> _THE PROBLEM_
Please transcribe the data below exactly. Leave the pictures out.

> _INPUT DATA_
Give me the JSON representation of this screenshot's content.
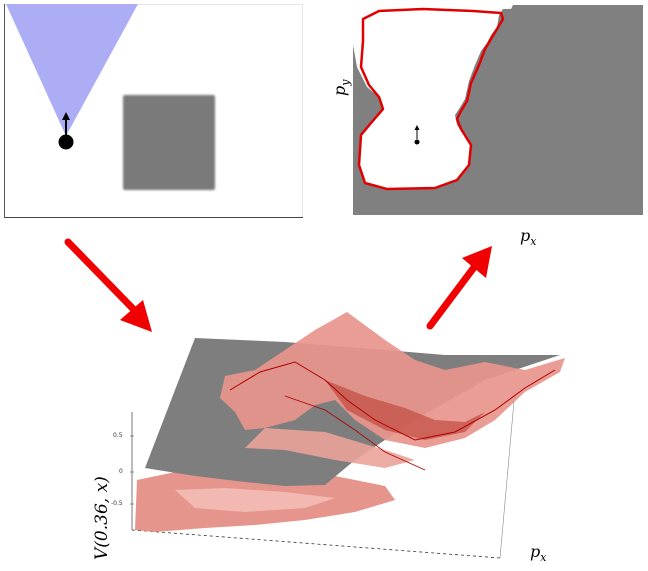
{
  "labels": {
    "py": "p",
    "py_sub": "y",
    "px_top": "p",
    "px_top_sub": "x",
    "px_bottom": "p",
    "px_bottom_sub": "x",
    "value_axis": "V(0.36, x)"
  },
  "ticks": [
    "0.5",
    "0",
    "-0.5"
  ],
  "colors": {
    "sensor_cone": "#a9a9f6",
    "obstacle": "#7a7a7a",
    "occluded_region": "#808080",
    "reachable_boundary": "#e00000",
    "value_surface": "#e8958c",
    "arrow": "#f00000"
  }
}
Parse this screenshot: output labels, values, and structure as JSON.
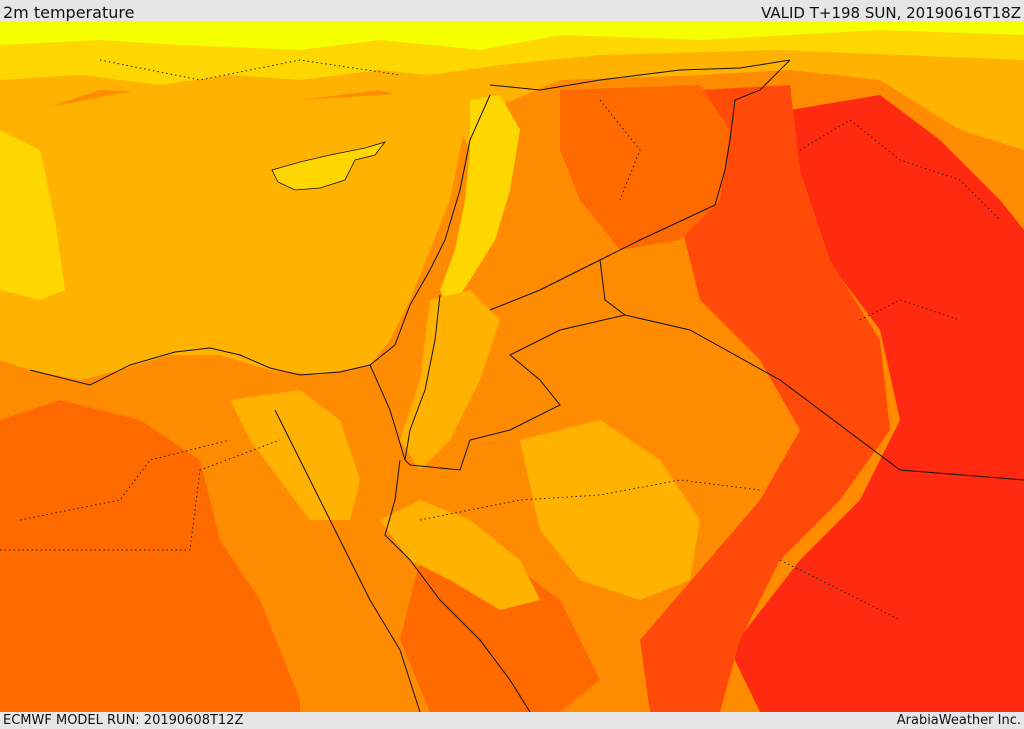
{
  "header": {
    "title": "2m temperature",
    "valid": "VALID T+198 SUN, 20190616T18Z"
  },
  "footer": {
    "model_run": "ECMWF MODEL RUN: 20190608T12Z",
    "brand": "ArabiaWeather Inc."
  },
  "map": {
    "field": "2m temperature",
    "region": "Eastern Mediterranean / Levant / Arabian Peninsula",
    "palette": {
      "coolest": "#f5ff00",
      "cool": "#ffd700",
      "mild": "#ffb300",
      "warm": "#ff8c00",
      "hot": "#ff6a00",
      "hotter": "#ff4a0a",
      "hottest": "#ff2a10"
    }
  }
}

> _THE ANSWER_
Give me the JSON representation of this screenshot's content.
{
  "labels": {
    "py": "p",
    "py_sub": "y",
    "px_top": "p",
    "px_top_sub": "x",
    "px_bottom": "p",
    "px_bottom_sub": "x",
    "value_axis": "V(0.36, x)"
  },
  "ticks": [
    "0.5",
    "0",
    "-0.5"
  ],
  "colors": {
    "sensor_cone": "#a9a9f6",
    "obstacle": "#7a7a7a",
    "occluded_region": "#808080",
    "reachable_boundary": "#e00000",
    "value_surface": "#e8958c",
    "arrow": "#f00000"
  }
}
Parse this screenshot: output labels, values, and structure as JSON.
{
  "header": {
    "title": "2m temperature",
    "valid": "VALID T+198 SUN, 20190616T18Z"
  },
  "footer": {
    "model_run": "ECMWF MODEL RUN: 20190608T12Z",
    "brand": "ArabiaWeather Inc."
  },
  "map": {
    "field": "2m temperature",
    "region": "Eastern Mediterranean / Levant / Arabian Peninsula",
    "palette": {
      "coolest": "#f5ff00",
      "cool": "#ffd700",
      "mild": "#ffb300",
      "warm": "#ff8c00",
      "hot": "#ff6a00",
      "hotter": "#ff4a0a",
      "hottest": "#ff2a10"
    }
  }
}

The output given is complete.